[Exercise inputs]:
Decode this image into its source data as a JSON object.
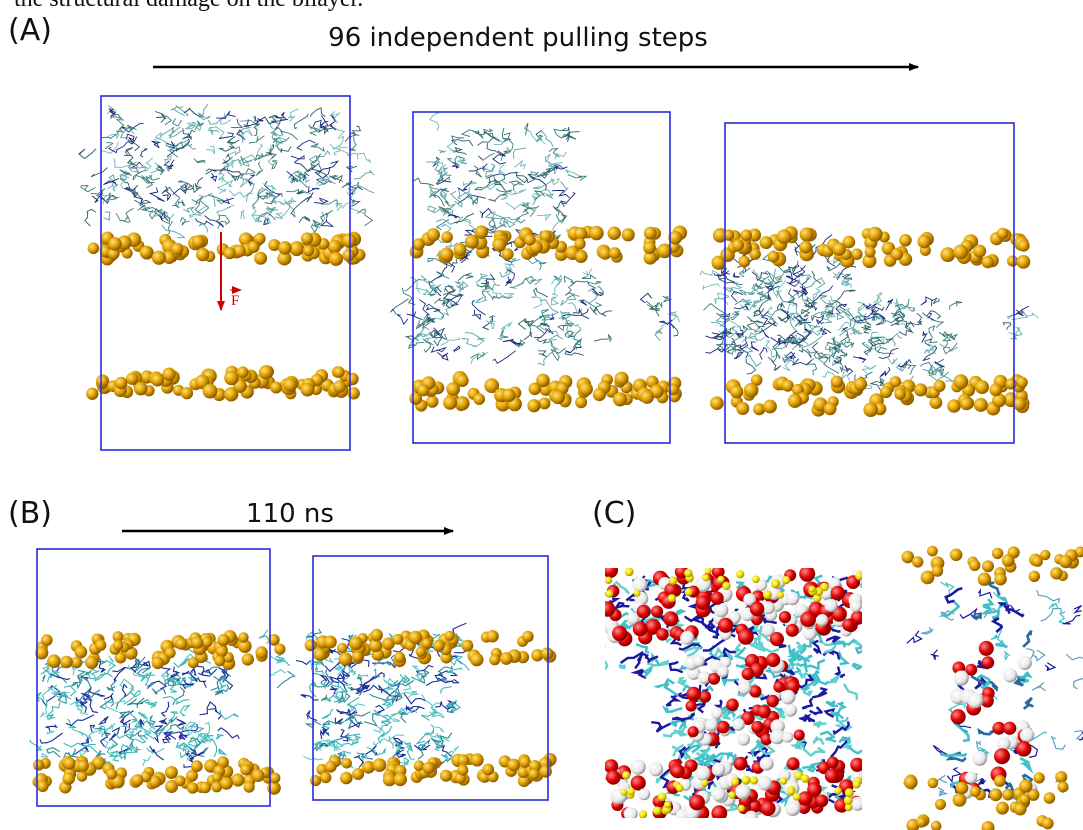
{
  "caption_fragment": "the structural damage on the bilayer.",
  "panels": [
    {
      "label": "(A)",
      "annotation": "96 independent pulling steps",
      "force_label": "F"
    },
    {
      "label": "(B)",
      "annotation": "110 ns"
    },
    {
      "label": "(C)"
    }
  ]
}
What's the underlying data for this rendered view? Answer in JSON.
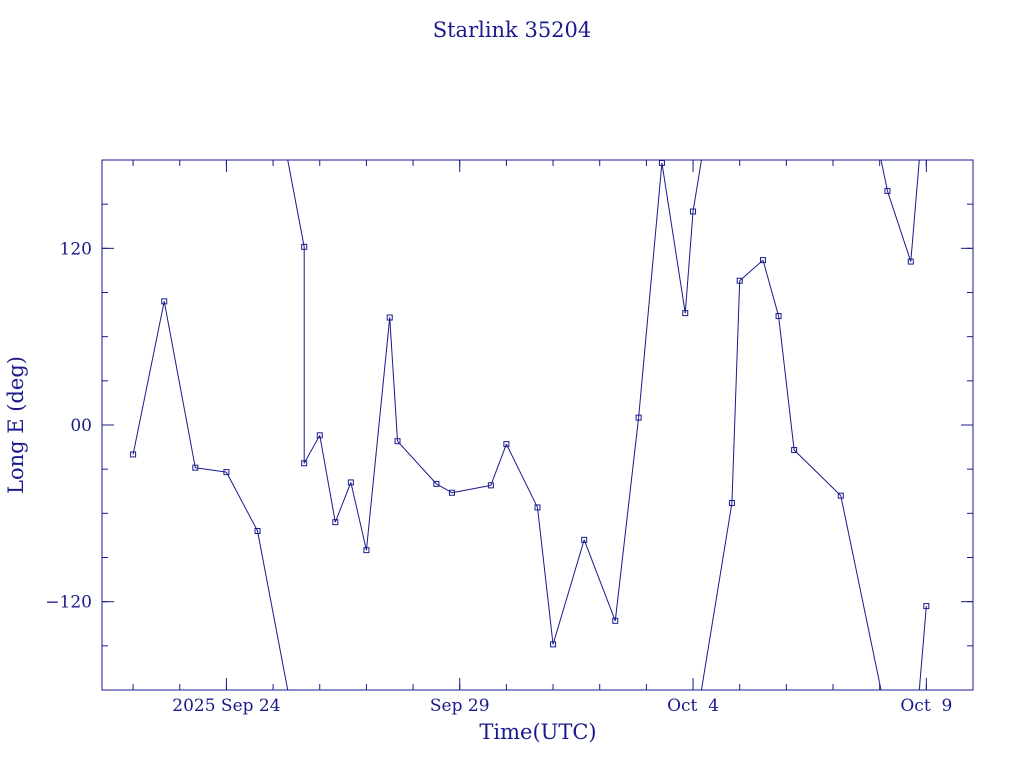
{
  "chart_data": {
    "type": "line",
    "title": "Starlink 35204",
    "xlabel": "Time(UTC)",
    "ylabel": "Long E (deg)",
    "xlim": [
      "2025-09-21 08:00",
      "2025-10-10 00:00"
    ],
    "ylim": [
      -180,
      180
    ],
    "x_tick_labels": [
      {
        "label": "2025 Sep 24",
        "x": "2025-09-24"
      },
      {
        "label": "Sep 29",
        "x": "2025-09-29"
      },
      {
        "label": "Oct  4",
        "x": "2025-10-04"
      },
      {
        "label": "Oct  9",
        "x": "2025-10-09"
      }
    ],
    "y_tick_labels": [
      {
        "label": "120",
        "y": 120
      },
      {
        "label": "00",
        "y": 0
      },
      {
        "label": "−120",
        "y": -120
      }
    ],
    "line_color": "#1a1a8c",
    "grid": false,
    "series": [
      {
        "name": "",
        "points": [
          {
            "x": "2025-09-22 00:00",
            "y": -20
          },
          {
            "x": "2025-09-22 16:00",
            "y": 84
          },
          {
            "x": "2025-09-23 08:00",
            "y": -29
          },
          {
            "x": "2025-09-24 00:00",
            "y": -32
          },
          {
            "x": "2025-09-24 16:00",
            "y": -72
          },
          {
            "x": "2025-09-25 16:00",
            "y": 121
          },
          {
            "x": "2025-09-25 16:00",
            "y": -26
          },
          {
            "x": "2025-09-26 00:00",
            "y": -7
          },
          {
            "x": "2025-09-26 08:00",
            "y": -66
          },
          {
            "x": "2025-09-26 16:00",
            "y": -39
          },
          {
            "x": "2025-09-27 00:00",
            "y": -85
          },
          {
            "x": "2025-09-27 12:00",
            "y": 73
          },
          {
            "x": "2025-09-27 16:00",
            "y": -11
          },
          {
            "x": "2025-09-28 12:00",
            "y": -40
          },
          {
            "x": "2025-09-28 20:00",
            "y": -46
          },
          {
            "x": "2025-09-29 16:00",
            "y": -41
          },
          {
            "x": "2025-09-30 00:00",
            "y": -13
          },
          {
            "x": "2025-09-30 16:00",
            "y": -56
          },
          {
            "x": "2025-10-01 00:00",
            "y": -149
          },
          {
            "x": "2025-10-01 16:00",
            "y": -78
          },
          {
            "x": "2025-10-02 08:00",
            "y": -133
          },
          {
            "x": "2025-10-02 20:00",
            "y": 5
          },
          {
            "x": "2025-10-03 08:00",
            "y": 178
          },
          {
            "x": "2025-10-03 20:00",
            "y": 76
          },
          {
            "x": "2025-10-04 00:00",
            "y": 145
          },
          {
            "x": "2025-10-04 20:00",
            "y": -53
          },
          {
            "x": "2025-10-05 00:00",
            "y": 98
          },
          {
            "x": "2025-10-05 12:00",
            "y": 112
          },
          {
            "x": "2025-10-05 20:00",
            "y": 74
          },
          {
            "x": "2025-10-06 04:00",
            "y": -17
          },
          {
            "x": "2025-10-07 04:00",
            "y": -48
          },
          {
            "x": "2025-10-08 04:00",
            "y": 159
          },
          {
            "x": "2025-10-08 16:00",
            "y": 111
          },
          {
            "x": "2025-10-09 00:00",
            "y": -123
          }
        ]
      }
    ]
  }
}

[What you will do]: Copy out each line of the records where the string "JSON" appears.

[Result of this exercise]:
Decode this image into its source data as a JSON object.
What's the underlying data for this rendered view? Answer in JSON.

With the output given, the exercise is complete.